#### [Dataset records on visual material]
▬▬▬
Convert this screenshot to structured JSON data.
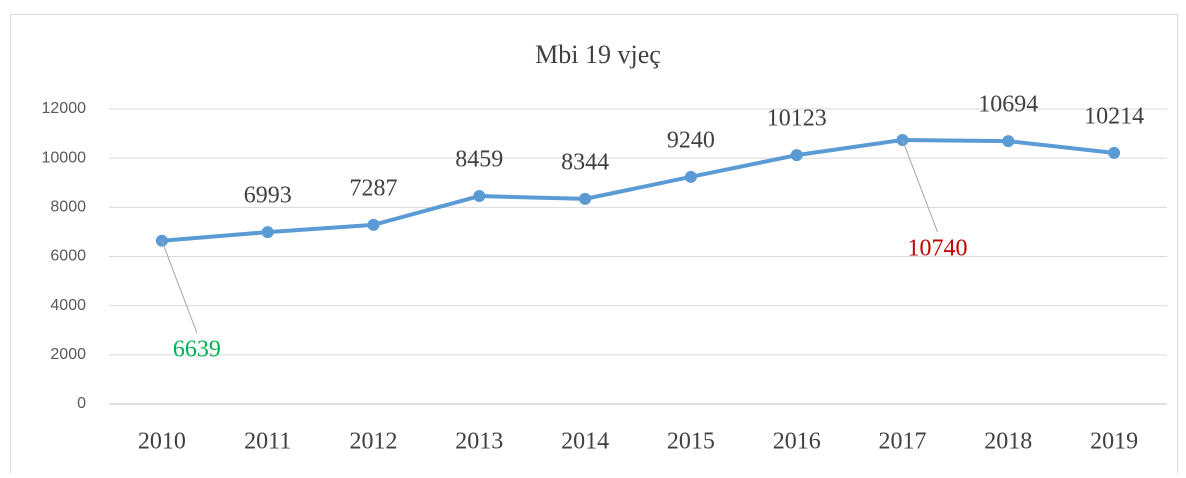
{
  "chart_data": {
    "type": "line",
    "title": "Mbi 19 vjeç",
    "categories": [
      "2010",
      "2011",
      "2012",
      "2013",
      "2014",
      "2015",
      "2016",
      "2017",
      "2018",
      "2019"
    ],
    "series": [
      {
        "name": "Mbi 19 vjeç",
        "color": "#5b9bd5",
        "values": [
          6639,
          6993,
          7287,
          8459,
          8344,
          9240,
          10123,
          10740,
          10694,
          10214
        ]
      }
    ],
    "label_colors": [
      "#00b050",
      "#404040",
      "#404040",
      "#404040",
      "#404040",
      "#404040",
      "#404040",
      "#c00000",
      "#404040",
      "#404040"
    ],
    "ylim": [
      0,
      12000
    ],
    "yticks": [
      0,
      2000,
      4000,
      6000,
      8000,
      10000,
      12000
    ],
    "grid": true
  }
}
▬▬▬
#### [Exercise aim]
Give the material again exactly as it is, but keep the pictures out.

#### [Final answer]
Convert this screenshot to structured JSON data.
{
  "chart_data": {
    "type": "line",
    "title": "Mbi 19 vjeç",
    "categories": [
      "2010",
      "2011",
      "2012",
      "2013",
      "2014",
      "2015",
      "2016",
      "2017",
      "2018",
      "2019"
    ],
    "series": [
      {
        "name": "Mbi 19 vjeç",
        "color": "#5b9bd5",
        "values": [
          6639,
          6993,
          7287,
          8459,
          8344,
          9240,
          10123,
          10740,
          10694,
          10214
        ]
      }
    ],
    "label_colors": [
      "#00b050",
      "#404040",
      "#404040",
      "#404040",
      "#404040",
      "#404040",
      "#404040",
      "#c00000",
      "#404040",
      "#404040"
    ],
    "ylim": [
      0,
      12000
    ],
    "yticks": [
      0,
      2000,
      4000,
      6000,
      8000,
      10000,
      12000
    ],
    "grid": true
  }
}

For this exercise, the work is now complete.